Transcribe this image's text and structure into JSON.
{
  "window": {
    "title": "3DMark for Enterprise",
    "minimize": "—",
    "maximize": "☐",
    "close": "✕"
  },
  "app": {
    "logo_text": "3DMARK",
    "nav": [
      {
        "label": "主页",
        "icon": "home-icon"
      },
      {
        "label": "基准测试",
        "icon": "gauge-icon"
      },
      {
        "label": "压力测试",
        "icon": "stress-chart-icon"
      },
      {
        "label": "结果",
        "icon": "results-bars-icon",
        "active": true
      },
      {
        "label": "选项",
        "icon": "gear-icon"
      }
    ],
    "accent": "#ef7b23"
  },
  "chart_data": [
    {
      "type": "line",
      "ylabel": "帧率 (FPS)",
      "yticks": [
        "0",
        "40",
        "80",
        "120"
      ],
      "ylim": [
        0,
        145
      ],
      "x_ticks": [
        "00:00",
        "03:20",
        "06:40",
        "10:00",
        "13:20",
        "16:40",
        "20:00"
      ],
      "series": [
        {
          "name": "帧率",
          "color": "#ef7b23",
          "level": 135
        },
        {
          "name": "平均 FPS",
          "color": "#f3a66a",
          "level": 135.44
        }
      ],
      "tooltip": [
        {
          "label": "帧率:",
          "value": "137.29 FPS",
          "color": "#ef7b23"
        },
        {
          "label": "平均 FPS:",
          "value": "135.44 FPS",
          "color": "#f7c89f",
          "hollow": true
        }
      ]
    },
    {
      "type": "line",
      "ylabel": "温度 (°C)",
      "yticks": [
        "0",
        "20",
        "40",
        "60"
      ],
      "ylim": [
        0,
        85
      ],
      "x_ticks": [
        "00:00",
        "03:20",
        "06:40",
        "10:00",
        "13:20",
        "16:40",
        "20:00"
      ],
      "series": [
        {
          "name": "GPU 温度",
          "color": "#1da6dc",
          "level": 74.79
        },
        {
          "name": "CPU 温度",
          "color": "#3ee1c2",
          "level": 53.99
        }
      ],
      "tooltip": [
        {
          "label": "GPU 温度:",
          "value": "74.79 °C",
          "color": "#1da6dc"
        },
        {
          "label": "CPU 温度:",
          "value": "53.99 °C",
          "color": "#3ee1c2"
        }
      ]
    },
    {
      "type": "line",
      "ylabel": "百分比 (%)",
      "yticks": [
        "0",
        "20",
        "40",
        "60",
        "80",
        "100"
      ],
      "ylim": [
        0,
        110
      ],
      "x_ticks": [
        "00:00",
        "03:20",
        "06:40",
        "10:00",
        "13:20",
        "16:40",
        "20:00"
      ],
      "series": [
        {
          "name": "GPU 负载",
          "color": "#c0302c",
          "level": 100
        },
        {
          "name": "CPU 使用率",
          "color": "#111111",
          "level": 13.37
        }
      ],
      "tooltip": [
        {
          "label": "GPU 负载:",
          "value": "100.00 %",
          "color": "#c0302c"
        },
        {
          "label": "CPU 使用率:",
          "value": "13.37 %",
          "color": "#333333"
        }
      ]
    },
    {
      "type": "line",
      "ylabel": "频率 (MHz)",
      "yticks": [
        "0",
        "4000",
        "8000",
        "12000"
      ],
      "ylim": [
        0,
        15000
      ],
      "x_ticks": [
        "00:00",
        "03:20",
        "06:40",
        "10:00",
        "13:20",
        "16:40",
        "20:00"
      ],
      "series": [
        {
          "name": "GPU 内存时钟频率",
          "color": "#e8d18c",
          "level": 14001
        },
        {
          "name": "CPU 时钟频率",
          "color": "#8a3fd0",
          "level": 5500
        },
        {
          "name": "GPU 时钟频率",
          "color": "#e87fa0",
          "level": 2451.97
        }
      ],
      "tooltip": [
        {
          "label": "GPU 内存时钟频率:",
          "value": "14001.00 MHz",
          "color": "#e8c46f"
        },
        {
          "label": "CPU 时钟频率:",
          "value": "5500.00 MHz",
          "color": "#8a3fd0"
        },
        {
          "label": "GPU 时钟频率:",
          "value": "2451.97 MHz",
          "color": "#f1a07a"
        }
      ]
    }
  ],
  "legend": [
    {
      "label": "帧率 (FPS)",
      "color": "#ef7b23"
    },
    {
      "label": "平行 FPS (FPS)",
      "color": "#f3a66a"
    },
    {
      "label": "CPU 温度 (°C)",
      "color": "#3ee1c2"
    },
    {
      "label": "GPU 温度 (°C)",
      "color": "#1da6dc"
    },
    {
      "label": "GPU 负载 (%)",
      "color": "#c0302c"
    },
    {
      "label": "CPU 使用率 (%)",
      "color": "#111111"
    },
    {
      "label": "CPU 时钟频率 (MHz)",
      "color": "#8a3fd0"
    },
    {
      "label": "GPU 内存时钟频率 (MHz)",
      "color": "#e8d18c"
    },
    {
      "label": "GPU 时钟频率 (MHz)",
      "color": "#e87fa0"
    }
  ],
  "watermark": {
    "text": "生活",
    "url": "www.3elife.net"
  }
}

------------------------

Exercise: Output all of the data above without any alteration.

Answer to this task:
Transcribe this image's text and structure into JSON.
{
  "window": {
    "title": "3DMark for Enterprise",
    "minimize": "—",
    "maximize": "☐",
    "close": "✕"
  },
  "app": {
    "logo_text": "3DMARK",
    "nav": [
      {
        "label": "主页",
        "icon": "home-icon"
      },
      {
        "label": "基准测试",
        "icon": "gauge-icon"
      },
      {
        "label": "压力测试",
        "icon": "stress-chart-icon"
      },
      {
        "label": "结果",
        "icon": "results-bars-icon",
        "active": true
      },
      {
        "label": "选项",
        "icon": "gear-icon"
      }
    ],
    "accent": "#ef7b23"
  },
  "chart_data": [
    {
      "type": "line",
      "ylabel": "帧率 (FPS)",
      "yticks": [
        "0",
        "40",
        "80",
        "120"
      ],
      "ylim": [
        0,
        145
      ],
      "x_ticks": [
        "00:00",
        "03:20",
        "06:40",
        "10:00",
        "13:20",
        "16:40",
        "20:00"
      ],
      "series": [
        {
          "name": "帧率",
          "color": "#ef7b23",
          "level": 135
        },
        {
          "name": "平均 FPS",
          "color": "#f3a66a",
          "level": 135.44
        }
      ],
      "tooltip": [
        {
          "label": "帧率:",
          "value": "137.29 FPS",
          "color": "#ef7b23"
        },
        {
          "label": "平均 FPS:",
          "value": "135.44 FPS",
          "color": "#f7c89f",
          "hollow": true
        }
      ]
    },
    {
      "type": "line",
      "ylabel": "温度 (°C)",
      "yticks": [
        "0",
        "20",
        "40",
        "60"
      ],
      "ylim": [
        0,
        85
      ],
      "x_ticks": [
        "00:00",
        "03:20",
        "06:40",
        "10:00",
        "13:20",
        "16:40",
        "20:00"
      ],
      "series": [
        {
          "name": "GPU 温度",
          "color": "#1da6dc",
          "level": 74.79
        },
        {
          "name": "CPU 温度",
          "color": "#3ee1c2",
          "level": 53.99
        }
      ],
      "tooltip": [
        {
          "label": "GPU 温度:",
          "value": "74.79 °C",
          "color": "#1da6dc"
        },
        {
          "label": "CPU 温度:",
          "value": "53.99 °C",
          "color": "#3ee1c2"
        }
      ]
    },
    {
      "type": "line",
      "ylabel": "百分比 (%)",
      "yticks": [
        "0",
        "20",
        "40",
        "60",
        "80",
        "100"
      ],
      "ylim": [
        0,
        110
      ],
      "x_ticks": [
        "00:00",
        "03:20",
        "06:40",
        "10:00",
        "13:20",
        "16:40",
        "20:00"
      ],
      "series": [
        {
          "name": "GPU 负载",
          "color": "#c0302c",
          "level": 100
        },
        {
          "name": "CPU 使用率",
          "color": "#111111",
          "level": 13.37
        }
      ],
      "tooltip": [
        {
          "label": "GPU 负载:",
          "value": "100.00 %",
          "color": "#c0302c"
        },
        {
          "label": "CPU 使用率:",
          "value": "13.37 %",
          "color": "#333333"
        }
      ]
    },
    {
      "type": "line",
      "ylabel": "频率 (MHz)",
      "yticks": [
        "0",
        "4000",
        "8000",
        "12000"
      ],
      "ylim": [
        0,
        15000
      ],
      "x_ticks": [
        "00:00",
        "03:20",
        "06:40",
        "10:00",
        "13:20",
        "16:40",
        "20:00"
      ],
      "series": [
        {
          "name": "GPU 内存时钟频率",
          "color": "#e8d18c",
          "level": 14001
        },
        {
          "name": "CPU 时钟频率",
          "color": "#8a3fd0",
          "level": 5500
        },
        {
          "name": "GPU 时钟频率",
          "color": "#e87fa0",
          "level": 2451.97
        }
      ],
      "tooltip": [
        {
          "label": "GPU 内存时钟频率:",
          "value": "14001.00 MHz",
          "color": "#e8c46f"
        },
        {
          "label": "CPU 时钟频率:",
          "value": "5500.00 MHz",
          "color": "#8a3fd0"
        },
        {
          "label": "GPU 时钟频率:",
          "value": "2451.97 MHz",
          "color": "#f1a07a"
        }
      ]
    }
  ],
  "legend": [
    {
      "label": "帧率 (FPS)",
      "color": "#ef7b23"
    },
    {
      "label": "平行 FPS (FPS)",
      "color": "#f3a66a"
    },
    {
      "label": "CPU 温度 (°C)",
      "color": "#3ee1c2"
    },
    {
      "label": "GPU 温度 (°C)",
      "color": "#1da6dc"
    },
    {
      "label": "GPU 负载 (%)",
      "color": "#c0302c"
    },
    {
      "label": "CPU 使用率 (%)",
      "color": "#111111"
    },
    {
      "label": "CPU 时钟频率 (MHz)",
      "color": "#8a3fd0"
    },
    {
      "label": "GPU 内存时钟频率 (MHz)",
      "color": "#e8d18c"
    },
    {
      "label": "GPU 时钟频率 (MHz)",
      "color": "#e87fa0"
    }
  ],
  "watermark": {
    "text": "生活",
    "url": "www.3elife.net"
  }
}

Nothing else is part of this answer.